#### Request
Using the records below, please work out how many lines contain "الرجز"; answer with the number alone.

══ Stored rows ══

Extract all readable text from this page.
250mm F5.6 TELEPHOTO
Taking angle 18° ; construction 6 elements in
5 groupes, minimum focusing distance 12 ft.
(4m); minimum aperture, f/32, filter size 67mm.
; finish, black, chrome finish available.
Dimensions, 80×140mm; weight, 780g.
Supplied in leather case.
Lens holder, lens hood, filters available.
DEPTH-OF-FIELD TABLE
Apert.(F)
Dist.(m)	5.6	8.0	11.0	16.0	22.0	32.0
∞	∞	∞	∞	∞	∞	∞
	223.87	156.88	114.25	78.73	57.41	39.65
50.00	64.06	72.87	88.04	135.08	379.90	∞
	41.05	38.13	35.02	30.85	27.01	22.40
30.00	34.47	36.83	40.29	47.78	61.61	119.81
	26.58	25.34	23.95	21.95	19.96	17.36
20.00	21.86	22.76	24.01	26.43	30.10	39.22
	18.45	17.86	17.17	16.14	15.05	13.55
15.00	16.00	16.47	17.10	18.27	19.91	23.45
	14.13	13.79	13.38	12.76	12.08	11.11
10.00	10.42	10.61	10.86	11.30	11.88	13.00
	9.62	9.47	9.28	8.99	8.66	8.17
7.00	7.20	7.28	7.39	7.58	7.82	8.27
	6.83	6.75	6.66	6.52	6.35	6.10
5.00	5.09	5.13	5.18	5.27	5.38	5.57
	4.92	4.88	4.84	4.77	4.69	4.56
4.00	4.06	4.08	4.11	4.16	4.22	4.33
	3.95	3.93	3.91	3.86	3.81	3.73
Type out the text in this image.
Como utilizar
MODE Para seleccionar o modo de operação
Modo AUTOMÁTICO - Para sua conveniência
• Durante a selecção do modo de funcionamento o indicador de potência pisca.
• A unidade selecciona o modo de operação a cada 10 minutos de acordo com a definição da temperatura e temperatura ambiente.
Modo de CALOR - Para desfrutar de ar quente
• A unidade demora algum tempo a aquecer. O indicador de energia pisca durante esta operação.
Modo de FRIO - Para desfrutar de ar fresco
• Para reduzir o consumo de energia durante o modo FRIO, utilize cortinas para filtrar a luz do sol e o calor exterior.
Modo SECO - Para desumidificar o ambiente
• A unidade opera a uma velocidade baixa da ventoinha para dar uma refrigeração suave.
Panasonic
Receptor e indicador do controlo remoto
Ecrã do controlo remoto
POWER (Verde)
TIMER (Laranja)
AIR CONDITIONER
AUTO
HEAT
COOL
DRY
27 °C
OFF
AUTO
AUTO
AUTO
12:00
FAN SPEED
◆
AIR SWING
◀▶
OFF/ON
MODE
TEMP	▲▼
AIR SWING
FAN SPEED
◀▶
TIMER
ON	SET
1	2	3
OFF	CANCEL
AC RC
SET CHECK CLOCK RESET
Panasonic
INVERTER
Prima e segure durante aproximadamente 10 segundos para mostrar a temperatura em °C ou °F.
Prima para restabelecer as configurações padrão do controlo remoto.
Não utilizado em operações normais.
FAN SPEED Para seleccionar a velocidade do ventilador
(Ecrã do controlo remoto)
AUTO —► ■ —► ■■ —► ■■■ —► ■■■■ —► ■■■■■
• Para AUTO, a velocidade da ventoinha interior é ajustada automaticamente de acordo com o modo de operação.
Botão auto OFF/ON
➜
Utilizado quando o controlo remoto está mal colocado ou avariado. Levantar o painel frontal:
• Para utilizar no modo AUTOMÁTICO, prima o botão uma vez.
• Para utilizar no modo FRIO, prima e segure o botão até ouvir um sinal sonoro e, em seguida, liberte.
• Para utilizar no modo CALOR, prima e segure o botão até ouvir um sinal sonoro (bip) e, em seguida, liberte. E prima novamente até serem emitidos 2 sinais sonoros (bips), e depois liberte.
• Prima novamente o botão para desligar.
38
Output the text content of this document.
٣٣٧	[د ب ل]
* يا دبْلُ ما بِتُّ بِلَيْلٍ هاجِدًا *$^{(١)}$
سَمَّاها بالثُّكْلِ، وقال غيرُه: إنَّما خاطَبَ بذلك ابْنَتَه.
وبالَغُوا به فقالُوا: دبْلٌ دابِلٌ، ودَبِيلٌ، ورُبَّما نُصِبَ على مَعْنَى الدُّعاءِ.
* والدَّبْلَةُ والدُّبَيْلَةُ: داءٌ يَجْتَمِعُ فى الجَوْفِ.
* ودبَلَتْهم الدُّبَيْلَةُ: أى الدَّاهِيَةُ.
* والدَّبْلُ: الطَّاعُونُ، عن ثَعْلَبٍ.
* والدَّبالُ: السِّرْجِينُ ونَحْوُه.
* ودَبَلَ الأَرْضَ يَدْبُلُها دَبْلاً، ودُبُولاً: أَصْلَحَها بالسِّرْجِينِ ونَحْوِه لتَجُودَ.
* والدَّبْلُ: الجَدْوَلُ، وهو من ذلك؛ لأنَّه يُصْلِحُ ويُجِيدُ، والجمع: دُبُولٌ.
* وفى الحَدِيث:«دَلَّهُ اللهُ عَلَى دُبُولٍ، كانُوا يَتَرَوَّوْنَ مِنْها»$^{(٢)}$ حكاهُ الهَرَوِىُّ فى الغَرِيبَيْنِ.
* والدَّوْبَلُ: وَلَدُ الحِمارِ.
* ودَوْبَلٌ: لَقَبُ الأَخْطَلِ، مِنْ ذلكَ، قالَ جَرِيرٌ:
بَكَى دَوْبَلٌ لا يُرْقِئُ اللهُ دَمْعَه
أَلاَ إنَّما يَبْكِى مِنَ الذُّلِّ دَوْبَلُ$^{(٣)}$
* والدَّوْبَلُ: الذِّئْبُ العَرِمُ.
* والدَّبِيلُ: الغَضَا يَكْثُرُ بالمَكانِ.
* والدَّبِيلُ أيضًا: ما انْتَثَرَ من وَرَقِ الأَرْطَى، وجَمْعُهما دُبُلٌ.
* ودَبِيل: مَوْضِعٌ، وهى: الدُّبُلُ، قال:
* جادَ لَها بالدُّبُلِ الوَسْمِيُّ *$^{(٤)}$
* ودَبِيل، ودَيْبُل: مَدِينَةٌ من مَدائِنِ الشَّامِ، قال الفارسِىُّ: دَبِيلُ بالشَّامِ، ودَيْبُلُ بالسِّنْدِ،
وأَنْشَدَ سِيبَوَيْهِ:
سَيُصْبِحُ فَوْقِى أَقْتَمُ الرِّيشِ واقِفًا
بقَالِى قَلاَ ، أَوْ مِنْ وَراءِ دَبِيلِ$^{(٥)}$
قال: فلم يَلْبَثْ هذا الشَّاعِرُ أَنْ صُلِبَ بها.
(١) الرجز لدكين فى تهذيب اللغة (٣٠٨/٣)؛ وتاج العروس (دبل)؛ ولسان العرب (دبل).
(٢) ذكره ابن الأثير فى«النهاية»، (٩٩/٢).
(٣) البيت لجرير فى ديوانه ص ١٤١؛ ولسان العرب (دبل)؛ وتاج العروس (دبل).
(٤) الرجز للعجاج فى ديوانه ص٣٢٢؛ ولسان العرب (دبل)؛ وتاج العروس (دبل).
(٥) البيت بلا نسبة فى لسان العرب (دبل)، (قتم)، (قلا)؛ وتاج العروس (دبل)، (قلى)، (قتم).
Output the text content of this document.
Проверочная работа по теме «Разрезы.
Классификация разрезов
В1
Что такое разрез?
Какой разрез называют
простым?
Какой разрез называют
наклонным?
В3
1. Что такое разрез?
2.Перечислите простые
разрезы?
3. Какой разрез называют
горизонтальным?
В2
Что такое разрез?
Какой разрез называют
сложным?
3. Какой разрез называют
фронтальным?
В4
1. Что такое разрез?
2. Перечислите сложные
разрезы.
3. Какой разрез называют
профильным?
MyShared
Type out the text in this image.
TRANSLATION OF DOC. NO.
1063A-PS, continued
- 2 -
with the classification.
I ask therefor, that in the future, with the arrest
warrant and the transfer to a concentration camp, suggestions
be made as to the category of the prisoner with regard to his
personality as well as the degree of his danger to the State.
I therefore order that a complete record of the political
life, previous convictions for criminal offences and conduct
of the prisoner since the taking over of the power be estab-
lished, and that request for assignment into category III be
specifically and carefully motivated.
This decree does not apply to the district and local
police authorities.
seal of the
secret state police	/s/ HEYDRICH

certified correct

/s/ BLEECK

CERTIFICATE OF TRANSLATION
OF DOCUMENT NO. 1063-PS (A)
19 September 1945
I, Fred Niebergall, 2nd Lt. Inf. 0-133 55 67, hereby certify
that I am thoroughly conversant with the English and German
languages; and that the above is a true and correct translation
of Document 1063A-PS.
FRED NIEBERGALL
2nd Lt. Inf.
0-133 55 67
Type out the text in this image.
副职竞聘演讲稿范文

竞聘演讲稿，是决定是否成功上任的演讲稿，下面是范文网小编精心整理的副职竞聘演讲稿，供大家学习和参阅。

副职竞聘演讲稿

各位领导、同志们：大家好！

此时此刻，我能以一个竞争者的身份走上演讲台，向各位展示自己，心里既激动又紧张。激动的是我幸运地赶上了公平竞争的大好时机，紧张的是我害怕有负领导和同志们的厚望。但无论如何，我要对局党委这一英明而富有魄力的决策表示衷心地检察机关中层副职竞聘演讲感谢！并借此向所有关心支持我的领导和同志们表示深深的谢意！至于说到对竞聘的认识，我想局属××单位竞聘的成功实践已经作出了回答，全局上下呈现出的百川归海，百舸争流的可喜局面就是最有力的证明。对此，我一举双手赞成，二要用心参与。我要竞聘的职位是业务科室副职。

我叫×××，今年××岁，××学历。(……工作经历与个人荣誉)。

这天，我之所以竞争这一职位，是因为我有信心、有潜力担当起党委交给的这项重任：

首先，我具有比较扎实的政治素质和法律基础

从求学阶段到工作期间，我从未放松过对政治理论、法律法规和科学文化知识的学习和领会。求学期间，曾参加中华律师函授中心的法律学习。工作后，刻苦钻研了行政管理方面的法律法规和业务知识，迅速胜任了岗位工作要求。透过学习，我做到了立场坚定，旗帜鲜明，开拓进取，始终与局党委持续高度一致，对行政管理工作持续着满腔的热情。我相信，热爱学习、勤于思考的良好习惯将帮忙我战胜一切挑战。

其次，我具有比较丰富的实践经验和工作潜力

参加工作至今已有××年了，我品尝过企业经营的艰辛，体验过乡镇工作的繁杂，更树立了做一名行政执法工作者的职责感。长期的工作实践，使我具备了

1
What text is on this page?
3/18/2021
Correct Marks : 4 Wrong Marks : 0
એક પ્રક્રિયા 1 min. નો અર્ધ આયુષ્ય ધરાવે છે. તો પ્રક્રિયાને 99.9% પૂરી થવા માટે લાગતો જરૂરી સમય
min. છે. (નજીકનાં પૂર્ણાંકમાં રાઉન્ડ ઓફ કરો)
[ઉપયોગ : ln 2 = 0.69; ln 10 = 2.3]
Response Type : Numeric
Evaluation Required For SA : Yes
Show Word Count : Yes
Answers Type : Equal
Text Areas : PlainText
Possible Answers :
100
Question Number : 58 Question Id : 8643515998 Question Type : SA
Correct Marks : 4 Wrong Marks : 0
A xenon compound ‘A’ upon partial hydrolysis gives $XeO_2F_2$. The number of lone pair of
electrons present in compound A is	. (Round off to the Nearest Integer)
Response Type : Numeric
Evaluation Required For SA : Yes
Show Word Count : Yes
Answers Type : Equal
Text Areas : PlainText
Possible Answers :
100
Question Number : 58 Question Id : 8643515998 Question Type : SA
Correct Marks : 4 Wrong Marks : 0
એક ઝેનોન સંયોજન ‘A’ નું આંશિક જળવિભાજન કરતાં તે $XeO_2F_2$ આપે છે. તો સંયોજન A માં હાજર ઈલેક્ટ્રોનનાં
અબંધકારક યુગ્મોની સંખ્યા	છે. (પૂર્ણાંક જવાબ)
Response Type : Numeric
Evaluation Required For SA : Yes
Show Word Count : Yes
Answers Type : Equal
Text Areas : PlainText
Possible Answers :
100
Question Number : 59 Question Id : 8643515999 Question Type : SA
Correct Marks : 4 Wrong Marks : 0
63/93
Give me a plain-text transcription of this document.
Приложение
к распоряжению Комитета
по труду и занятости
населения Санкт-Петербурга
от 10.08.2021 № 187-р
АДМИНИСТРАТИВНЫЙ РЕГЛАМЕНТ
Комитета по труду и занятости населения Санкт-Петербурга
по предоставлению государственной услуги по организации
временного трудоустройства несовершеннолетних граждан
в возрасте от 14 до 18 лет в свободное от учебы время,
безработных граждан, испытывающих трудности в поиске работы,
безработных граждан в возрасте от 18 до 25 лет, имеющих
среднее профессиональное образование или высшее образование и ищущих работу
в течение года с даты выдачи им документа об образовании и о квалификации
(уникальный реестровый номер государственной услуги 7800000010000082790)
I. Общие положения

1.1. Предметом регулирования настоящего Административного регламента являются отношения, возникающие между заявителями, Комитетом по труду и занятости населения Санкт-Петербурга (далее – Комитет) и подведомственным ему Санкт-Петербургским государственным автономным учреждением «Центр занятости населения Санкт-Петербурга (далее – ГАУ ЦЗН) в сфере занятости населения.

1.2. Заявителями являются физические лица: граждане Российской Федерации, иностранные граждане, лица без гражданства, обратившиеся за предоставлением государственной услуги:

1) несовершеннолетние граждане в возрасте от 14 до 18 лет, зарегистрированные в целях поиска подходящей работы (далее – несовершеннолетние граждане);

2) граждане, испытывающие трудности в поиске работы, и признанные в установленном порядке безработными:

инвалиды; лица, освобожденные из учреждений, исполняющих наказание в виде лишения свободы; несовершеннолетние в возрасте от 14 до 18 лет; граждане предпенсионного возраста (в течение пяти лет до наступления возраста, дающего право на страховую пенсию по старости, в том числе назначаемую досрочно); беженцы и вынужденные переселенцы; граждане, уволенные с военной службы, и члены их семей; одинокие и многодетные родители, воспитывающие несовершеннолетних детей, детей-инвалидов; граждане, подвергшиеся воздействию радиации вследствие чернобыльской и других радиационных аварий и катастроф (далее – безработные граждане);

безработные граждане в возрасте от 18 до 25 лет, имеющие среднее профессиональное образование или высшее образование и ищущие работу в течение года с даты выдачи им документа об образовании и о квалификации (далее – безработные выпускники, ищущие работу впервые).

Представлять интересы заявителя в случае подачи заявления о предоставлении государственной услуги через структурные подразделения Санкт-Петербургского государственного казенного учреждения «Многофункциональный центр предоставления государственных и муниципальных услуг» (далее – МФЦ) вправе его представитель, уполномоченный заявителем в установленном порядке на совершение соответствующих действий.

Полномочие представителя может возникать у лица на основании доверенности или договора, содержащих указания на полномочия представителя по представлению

═══

#### Full solution
2